INFORMATION SUPPLIED:
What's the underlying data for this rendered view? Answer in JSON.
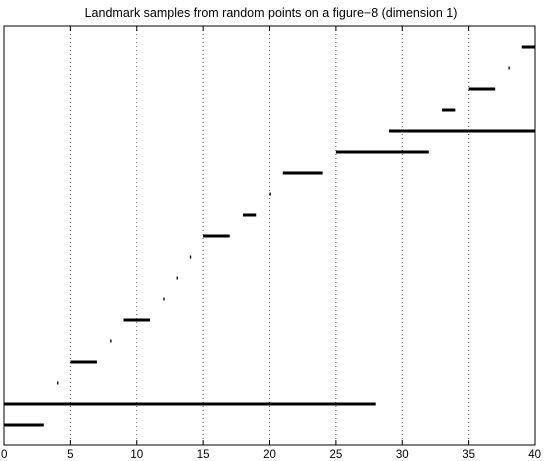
{
  "chart_data": {
    "type": "barcode",
    "title": "Landmark samples from random points on a figure−8 (dimension 1)",
    "xlabel": "",
    "ylabel": "",
    "xlim": [
      0,
      40
    ],
    "x_ticks": [
      0,
      5,
      10,
      15,
      20,
      25,
      30,
      35,
      40
    ],
    "x_tick_labels": [
      "0",
      "5",
      "10",
      "15",
      "20",
      "25",
      "30",
      "35",
      "40"
    ],
    "grid": "vertical-dotted",
    "bar_color": "#000000",
    "intervals": [
      {
        "birth": 0,
        "death": 3
      },
      {
        "birth": 0,
        "death": 28
      },
      {
        "birth": 4,
        "death": 4.1
      },
      {
        "birth": 5,
        "death": 7
      },
      {
        "birth": 8,
        "death": 8.1
      },
      {
        "birth": 9,
        "death": 11
      },
      {
        "birth": 12,
        "death": 12.1
      },
      {
        "birth": 13,
        "death": 13.1
      },
      {
        "birth": 14,
        "death": 14.1
      },
      {
        "birth": 15,
        "death": 17
      },
      {
        "birth": 18,
        "death": 19
      },
      {
        "birth": 20,
        "death": 20.1
      },
      {
        "birth": 21,
        "death": 24
      },
      {
        "birth": 25,
        "death": 32
      },
      {
        "birth": 29,
        "death": 40
      },
      {
        "birth": 33,
        "death": 34
      },
      {
        "birth": 35,
        "death": 37
      },
      {
        "birth": 38,
        "death": 38.1
      },
      {
        "birth": 39,
        "death": 40
      }
    ]
  }
}
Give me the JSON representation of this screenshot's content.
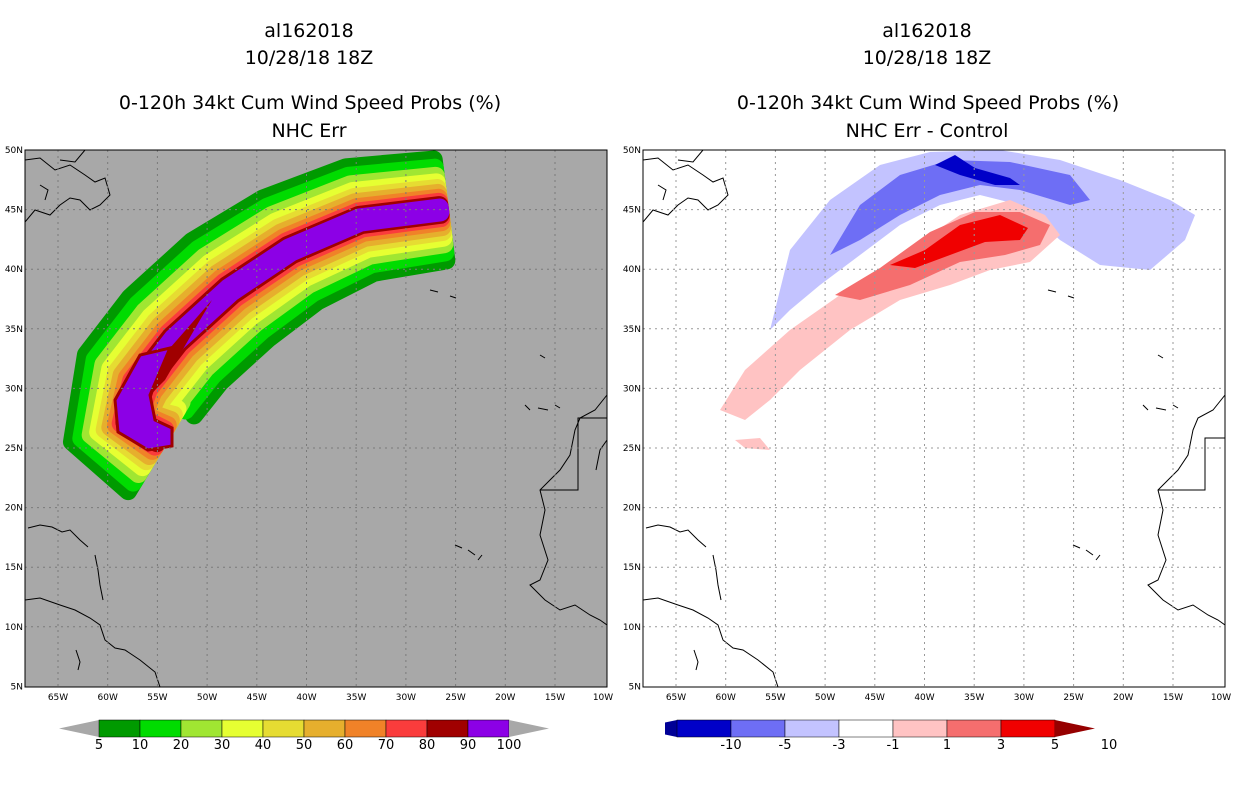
{
  "left_panel": {
    "title_line1": "al162018",
    "title_line2": "10/28/18 18Z",
    "title_line3": "0-120h 34kt Cum Wind Speed Probs (%)",
    "title_line4": "NHC Err",
    "background_color": "#a8a8a8",
    "colorbar": {
      "labels": [
        "5",
        "10",
        "20",
        "30",
        "40",
        "50",
        "60",
        "70",
        "80",
        "90",
        "100"
      ],
      "colors": [
        "#009a00",
        "#00dc00",
        "#a0e632",
        "#e6ff32",
        "#e6dc32",
        "#e6af2d",
        "#f08228",
        "#fa3c3c",
        "#a00000",
        "#8c00e6"
      ],
      "extension_color": "#a8a8a8"
    }
  },
  "right_panel": {
    "title_line1": "al162018",
    "title_line2": "10/28/18 18Z",
    "title_line3": "0-120h 34kt Cum Wind Speed Probs (%)",
    "title_line4": "NHC Err - Control",
    "colorbar": {
      "labels": [
        "-10",
        "-5",
        "-3",
        "-1",
        "1",
        "3",
        "5",
        "10"
      ],
      "colors": [
        "#0000c8",
        "#6e6ef5",
        "#c3c3ff",
        "#ffffff",
        "#ffc3c3",
        "#f56e6e",
        "#f00000"
      ],
      "low_extension_color": "#000096",
      "high_extension_color": "#960000"
    }
  },
  "map_axes": {
    "lat_labels": [
      "50N",
      "45N",
      "40N",
      "35N",
      "30N",
      "25N",
      "20N",
      "15N",
      "10N",
      "5N"
    ],
    "lon_labels": [
      "65W",
      "60W",
      "55W",
      "50W",
      "45W",
      "40W",
      "35W",
      "30W",
      "25W",
      "20W",
      "15W",
      "10W"
    ]
  }
}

WHAT TO DO:
Retype each entry precisely. Skip images entirely.

RESULT FOR THIS TASK:
What's the underlying data for this rendered view? Answer in JSON.
{
  "chart_data": {
    "type": "barcode",
    "title": "Landmark samples from random points on a figure−8 (dimension 1)",
    "xlabel": "",
    "ylabel": "",
    "xlim": [
      0,
      40
    ],
    "x_ticks": [
      0,
      5,
      10,
      15,
      20,
      25,
      30,
      35,
      40
    ],
    "x_tick_labels": [
      "0",
      "5",
      "10",
      "15",
      "20",
      "25",
      "30",
      "35",
      "40"
    ],
    "grid": "vertical-dotted",
    "bar_color": "#000000",
    "intervals": [
      {
        "birth": 0,
        "death": 3
      },
      {
        "birth": 0,
        "death": 28
      },
      {
        "birth": 4,
        "death": 4.1
      },
      {
        "birth": 5,
        "death": 7
      },
      {
        "birth": 8,
        "death": 8.1
      },
      {
        "birth": 9,
        "death": 11
      },
      {
        "birth": 12,
        "death": 12.1
      },
      {
        "birth": 13,
        "death": 13.1
      },
      {
        "birth": 14,
        "death": 14.1
      },
      {
        "birth": 15,
        "death": 17
      },
      {
        "birth": 18,
        "death": 19
      },
      {
        "birth": 20,
        "death": 20.1
      },
      {
        "birth": 21,
        "death": 24
      },
      {
        "birth": 25,
        "death": 32
      },
      {
        "birth": 29,
        "death": 40
      },
      {
        "birth": 33,
        "death": 34
      },
      {
        "birth": 35,
        "death": 37
      },
      {
        "birth": 38,
        "death": 38.1
      },
      {
        "birth": 39,
        "death": 40
      }
    ]
  }
}
Give me the JSON representation of this screenshot's content.
{
  "left_panel": {
    "title_line1": "al162018",
    "title_line2": "10/28/18 18Z",
    "title_line3": "0-120h 34kt Cum Wind Speed Probs (%)",
    "title_line4": "NHC Err",
    "background_color": "#a8a8a8",
    "colorbar": {
      "labels": [
        "5",
        "10",
        "20",
        "30",
        "40",
        "50",
        "60",
        "70",
        "80",
        "90",
        "100"
      ],
      "colors": [
        "#009a00",
        "#00dc00",
        "#a0e632",
        "#e6ff32",
        "#e6dc32",
        "#e6af2d",
        "#f08228",
        "#fa3c3c",
        "#a00000",
        "#8c00e6"
      ],
      "extension_color": "#a8a8a8"
    }
  },
  "right_panel": {
    "title_line1": "al162018",
    "title_line2": "10/28/18 18Z",
    "title_line3": "0-120h 34kt Cum Wind Speed Probs (%)",
    "title_line4": "NHC Err - Control",
    "colorbar": {
      "labels": [
        "-10",
        "-5",
        "-3",
        "-1",
        "1",
        "3",
        "5",
        "10"
      ],
      "colors": [
        "#0000c8",
        "#6e6ef5",
        "#c3c3ff",
        "#ffffff",
        "#ffc3c3",
        "#f56e6e",
        "#f00000"
      ],
      "low_extension_color": "#000096",
      "high_extension_color": "#960000"
    }
  },
  "map_axes": {
    "lat_labels": [
      "50N",
      "45N",
      "40N",
      "35N",
      "30N",
      "25N",
      "20N",
      "15N",
      "10N",
      "5N"
    ],
    "lon_labels": [
      "65W",
      "60W",
      "55W",
      "50W",
      "45W",
      "40W",
      "35W",
      "30W",
      "25W",
      "20W",
      "15W",
      "10W"
    ]
  }
}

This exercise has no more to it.